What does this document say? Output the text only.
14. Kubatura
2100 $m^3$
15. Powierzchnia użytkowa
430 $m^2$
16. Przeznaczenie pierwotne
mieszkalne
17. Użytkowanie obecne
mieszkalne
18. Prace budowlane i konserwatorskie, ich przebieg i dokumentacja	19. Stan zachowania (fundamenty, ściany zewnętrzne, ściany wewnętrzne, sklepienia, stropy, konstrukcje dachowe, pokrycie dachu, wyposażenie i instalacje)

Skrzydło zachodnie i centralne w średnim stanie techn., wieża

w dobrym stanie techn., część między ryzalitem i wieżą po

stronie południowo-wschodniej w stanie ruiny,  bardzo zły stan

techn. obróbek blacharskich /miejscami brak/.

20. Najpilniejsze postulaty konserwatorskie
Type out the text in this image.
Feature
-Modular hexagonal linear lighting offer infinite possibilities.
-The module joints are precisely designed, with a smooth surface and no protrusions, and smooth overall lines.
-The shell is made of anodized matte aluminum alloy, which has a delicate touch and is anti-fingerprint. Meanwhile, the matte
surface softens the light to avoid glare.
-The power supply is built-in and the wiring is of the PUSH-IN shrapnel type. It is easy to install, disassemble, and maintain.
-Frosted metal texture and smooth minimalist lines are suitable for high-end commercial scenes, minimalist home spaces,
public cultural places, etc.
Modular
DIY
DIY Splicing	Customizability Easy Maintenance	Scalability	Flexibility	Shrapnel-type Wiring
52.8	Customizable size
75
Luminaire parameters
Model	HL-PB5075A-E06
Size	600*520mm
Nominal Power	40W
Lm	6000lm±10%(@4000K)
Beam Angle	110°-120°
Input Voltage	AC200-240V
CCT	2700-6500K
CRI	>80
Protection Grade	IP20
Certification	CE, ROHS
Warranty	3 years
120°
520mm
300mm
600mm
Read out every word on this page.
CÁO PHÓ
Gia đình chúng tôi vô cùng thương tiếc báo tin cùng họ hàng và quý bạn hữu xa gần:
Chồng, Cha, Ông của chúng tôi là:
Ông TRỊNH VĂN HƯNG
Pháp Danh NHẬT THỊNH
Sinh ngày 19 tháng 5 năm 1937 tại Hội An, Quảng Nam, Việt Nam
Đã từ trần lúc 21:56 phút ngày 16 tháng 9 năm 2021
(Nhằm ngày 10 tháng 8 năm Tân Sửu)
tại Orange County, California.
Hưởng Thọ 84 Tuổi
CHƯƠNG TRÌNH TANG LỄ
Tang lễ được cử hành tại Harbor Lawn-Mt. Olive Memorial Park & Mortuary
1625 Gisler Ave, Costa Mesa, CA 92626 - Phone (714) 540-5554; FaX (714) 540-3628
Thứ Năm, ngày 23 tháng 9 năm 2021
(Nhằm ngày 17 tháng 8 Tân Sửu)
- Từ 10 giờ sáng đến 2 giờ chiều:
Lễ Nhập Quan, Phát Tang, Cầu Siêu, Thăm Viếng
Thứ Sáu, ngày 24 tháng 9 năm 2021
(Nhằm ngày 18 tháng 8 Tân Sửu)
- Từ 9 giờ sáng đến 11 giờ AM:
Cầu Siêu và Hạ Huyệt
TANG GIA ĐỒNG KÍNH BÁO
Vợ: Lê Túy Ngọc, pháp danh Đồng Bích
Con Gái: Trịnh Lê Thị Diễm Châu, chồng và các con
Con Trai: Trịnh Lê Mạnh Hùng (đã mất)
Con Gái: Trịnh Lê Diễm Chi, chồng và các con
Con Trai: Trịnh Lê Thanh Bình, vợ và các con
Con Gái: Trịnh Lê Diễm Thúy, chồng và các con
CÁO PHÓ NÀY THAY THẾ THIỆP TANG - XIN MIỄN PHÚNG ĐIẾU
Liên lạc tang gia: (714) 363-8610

• • • • • • •

Retype every entry above, word for word.

### Full solution
What does this document say? Output the text only.
14. Kubatura
2100 $m^3$
15. Powierzchnia użytkowa
430 $m^2$
16. Przeznaczenie pierwotne
mieszkalne
17. Użytkowanie obecne
mieszkalne
18. Prace budowlane i konserwatorskie, ich przebieg i dokumentacja	19. Stan zachowania (fundamenty, ściany zewnętrzne, ściany wewnętrzne, sklepienia, stropy, konstrukcje dachowe, pokrycie dachu, wyposażenie i instalacje)

Skrzydło zachodnie i centralne w średnim stanie techn., wieża

w dobrym stanie techn., część między ryzalitem i wieżą po

stronie południowo-wschodniej w stanie ruiny,  bardzo zły stan

techn. obróbek blacharskich /miejscami brak/.

20. Najpilniejsze postulaty konserwatorskie
Type out the text in this image.
Feature
-Modular hexagonal linear lighting offer infinite possibilities.
-The module joints are precisely designed, with a smooth surface and no protrusions, and smooth overall lines.
-The shell is made of anodized matte aluminum alloy, which has a delicate touch and is anti-fingerprint. Meanwhile, the matte
surface softens the light to avoid glare.
-The power supply is built-in and the wiring is of the PUSH-IN shrapnel type. It is easy to install, disassemble, and maintain.
-Frosted metal texture and smooth minimalist lines are suitable for high-end commercial scenes, minimalist home spaces,
public cultural places, etc.
Modular
DIY
DIY Splicing	Customizability Easy Maintenance	Scalability	Flexibility	Shrapnel-type Wiring
52.8	Customizable size
75
Luminaire parameters
Model	HL-PB5075A-E06
Size	600*520mm
Nominal Power	40W
Lm	6000lm±10%(@4000K)
Beam Angle	110°-120°
Input Voltage	AC200-240V
CCT	2700-6500K
CRI	>80
Protection Grade	IP20
Certification	CE, ROHS
Warranty	3 years
120°
520mm
300mm
600mm
Read out every word on this page.
CÁO PHÓ
Gia đình chúng tôi vô cùng thương tiếc báo tin cùng họ hàng và quý bạn hữu xa gần:
Chồng, Cha, Ông của chúng tôi là:
Ông TRỊNH VĂN HƯNG
Pháp Danh NHẬT THỊNH
Sinh ngày 19 tháng 5 năm 1937 tại Hội An, Quảng Nam, Việt Nam
Đã từ trần lúc 21:56 phút ngày 16 tháng 9 năm 2021
(Nhằm ngày 10 tháng 8 năm Tân Sửu)
tại Orange County, California.
Hưởng Thọ 84 Tuổi
CHƯƠNG TRÌNH TANG LỄ
Tang lễ được cử hành tại Harbor Lawn-Mt. Olive Memorial Park & Mortuary
1625 Gisler Ave, Costa Mesa, CA 92626 - Phone (714) 540-5554; FaX (714) 540-3628
Thứ Năm, ngày 23 tháng 9 năm 2021
(Nhằm ngày 17 tháng 8 Tân Sửu)
- Từ 10 giờ sáng đến 2 giờ chiều:
Lễ Nhập Quan, Phát Tang, Cầu Siêu, Thăm Viếng
Thứ Sáu, ngày 24 tháng 9 năm 2021
(Nhằm ngày 18 tháng 8 Tân Sửu)
- Từ 9 giờ sáng đến 11 giờ AM:
Cầu Siêu và Hạ Huyệt
TANG GIA ĐỒNG KÍNH BÁO
Vợ: Lê Túy Ngọc, pháp danh Đồng Bích
Con Gái: Trịnh Lê Thị Diễm Châu, chồng và các con
Con Trai: Trịnh Lê Mạnh Hùng (đã mất)
Con Gái: Trịnh Lê Diễm Chi, chồng và các con
Con Trai: Trịnh Lê Thanh Bình, vợ và các con
Con Gái: Trịnh Lê Diễm Thúy, chồng và các con
CÁO PHÓ NÀY THAY THẾ THIỆP TANG - XIN MIỄN PHÚNG ĐIẾU
Liên lạc tang gia: (714) 363-8610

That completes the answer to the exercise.